● WHAT YOU WILL DO
Your copy of the material must match it exactly, except that pictures are dropped.

┄┄┄┄┄┄┄┄┄┄

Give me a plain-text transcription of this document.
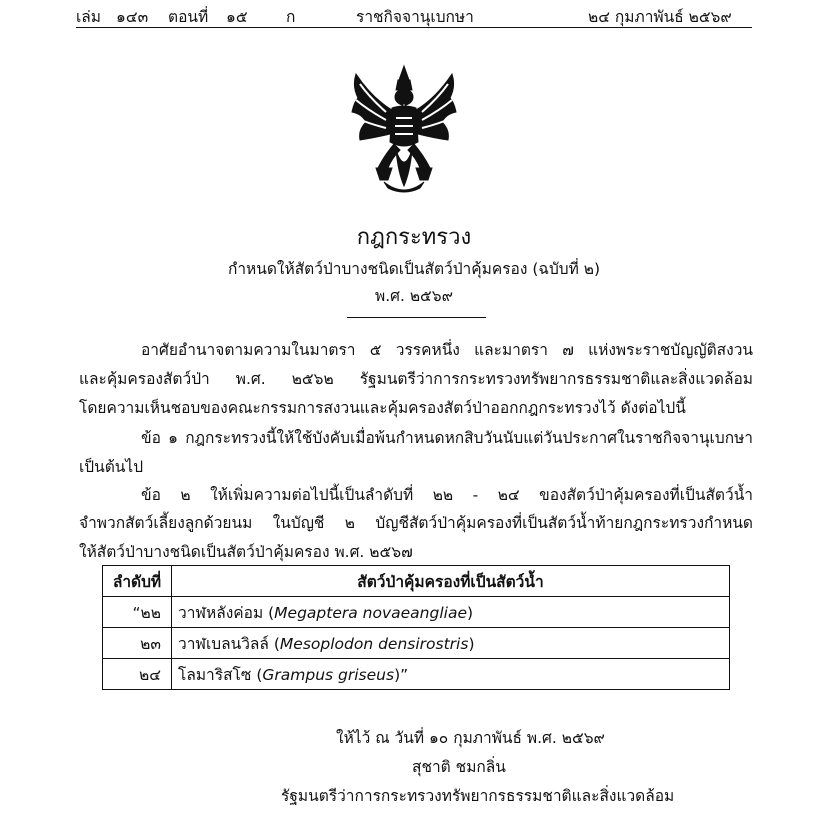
เล่ม ๑๔๓ ตอนที่ ๑๕ ก	ราชกิจจานุเบกษา	๒๔ กุมภาพันธ์ ๒๕๖๙
กฎกระทรวง
กำหนดให้สัตว์ป่าบางชนิดเป็นสัตว์ป่าคุ้มครอง (ฉบับที่ ๒)
พ.ศ. ๒๕๖๙
อาศัยอำนาจตามความในมาตรา ๕ วรรคหนึ่ง และมาตรา ๗ แห่งพระราชบัญญัติสงวน
และคุ้มครองสัตว์ป่า พ.ศ. ๒๕๖๒ รัฐมนตรีว่าการกระทรวงทรัพยากรธรรมชาติและสิ่งแวดล้อม
โดยความเห็นชอบของคณะกรรมการสงวนและคุ้มครองสัตว์ป่าออกกฎกระทรวงไว้ ดังต่อไปนี้
ข้อ ๑ กฎกระทรวงนี้ให้ใช้บังคับเมื่อพ้นกำหนดหกสิบวันนับแต่วันประกาศในราชกิจจานุเบกษา
เป็นต้นไป
ข้อ ๒ ให้เพิ่มความต่อไปนี้เป็นลำดับที่ ๒๒ - ๒๔ ของสัตว์ป่าคุ้มครองที่เป็นสัตว์น้ำ
จำพวกสัตว์เลี้ยงลูกด้วยนม ในบัญชี ๒ บัญชีสัตว์ป่าคุ้มครองที่เป็นสัตว์น้ำท้ายกฎกระทรวงกำหนด
ให้สัตว์ป่าบางชนิดเป็นสัตว์ป่าคุ้มครอง พ.ศ. ๒๕๖๗
ลำดับที่	สัตว์ป่าคุ้มครองที่เป็นสัตว์น้ำ
“๒๒	วาฬหลังค่อม (Megaptera novaeangliae)
๒๓	วาฬเบลนวิลล์ (Mesoplodon densirostris)
๒๔	โลมาริสโซ (Grampus griseus)”
ให้ไว้ ณ วันที่ ๑๐ กุมภาพันธ์ พ.ศ. ๒๕๖๙
สุชาติ ชมกลิ่น
รัฐมนตรีว่าการกระทรวงทรัพยากรธรรมชาติและสิ่งแวดล้อม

┄┄┄┄┄┄┄┄┄┄

● TASK RESULT
Give me a plain-text transcription of this document.
เล่ม ๑๔๓ ตอนที่ ๑๕ ก	ราชกิจจานุเบกษา	๒๔ กุมภาพันธ์ ๒๕๖๙
กฎกระทรวง
กำหนดให้สัตว์ป่าบางชนิดเป็นสัตว์ป่าคุ้มครอง (ฉบับที่ ๒)
พ.ศ. ๒๕๖๙
อาศัยอำนาจตามความในมาตรา ๕ วรรคหนึ่ง และมาตรา ๗ แห่งพระราชบัญญัติสงวน
และคุ้มครองสัตว์ป่า พ.ศ. ๒๕๖๒ รัฐมนตรีว่าการกระทรวงทรัพยากรธรรมชาติและสิ่งแวดล้อม
โดยความเห็นชอบของคณะกรรมการสงวนและคุ้มครองสัตว์ป่าออกกฎกระทรวงไว้ ดังต่อไปนี้
ข้อ ๑ กฎกระทรวงนี้ให้ใช้บังคับเมื่อพ้นกำหนดหกสิบวันนับแต่วันประกาศในราชกิจจานุเบกษา
เป็นต้นไป
ข้อ ๒ ให้เพิ่มความต่อไปนี้เป็นลำดับที่ ๒๒ - ๒๔ ของสัตว์ป่าคุ้มครองที่เป็นสัตว์น้ำ
จำพวกสัตว์เลี้ยงลูกด้วยนม ในบัญชี ๒ บัญชีสัตว์ป่าคุ้มครองที่เป็นสัตว์น้ำท้ายกฎกระทรวงกำหนด
ให้สัตว์ป่าบางชนิดเป็นสัตว์ป่าคุ้มครอง พ.ศ. ๒๕๖๗
ลำดับที่	สัตว์ป่าคุ้มครองที่เป็นสัตว์น้ำ
“๒๒	วาฬหลังค่อม (Megaptera novaeangliae)
๒๓	วาฬเบลนวิลล์ (Mesoplodon densirostris)
๒๔	โลมาริสโซ (Grampus griseus)”
ให้ไว้ ณ วันที่ ๑๐ กุมภาพันธ์ พ.ศ. ๒๕๖๙
สุชาติ ชมกลิ่น
รัฐมนตรีว่าการกระทรวงทรัพยากรธรรมชาติและสิ่งแวดล้อม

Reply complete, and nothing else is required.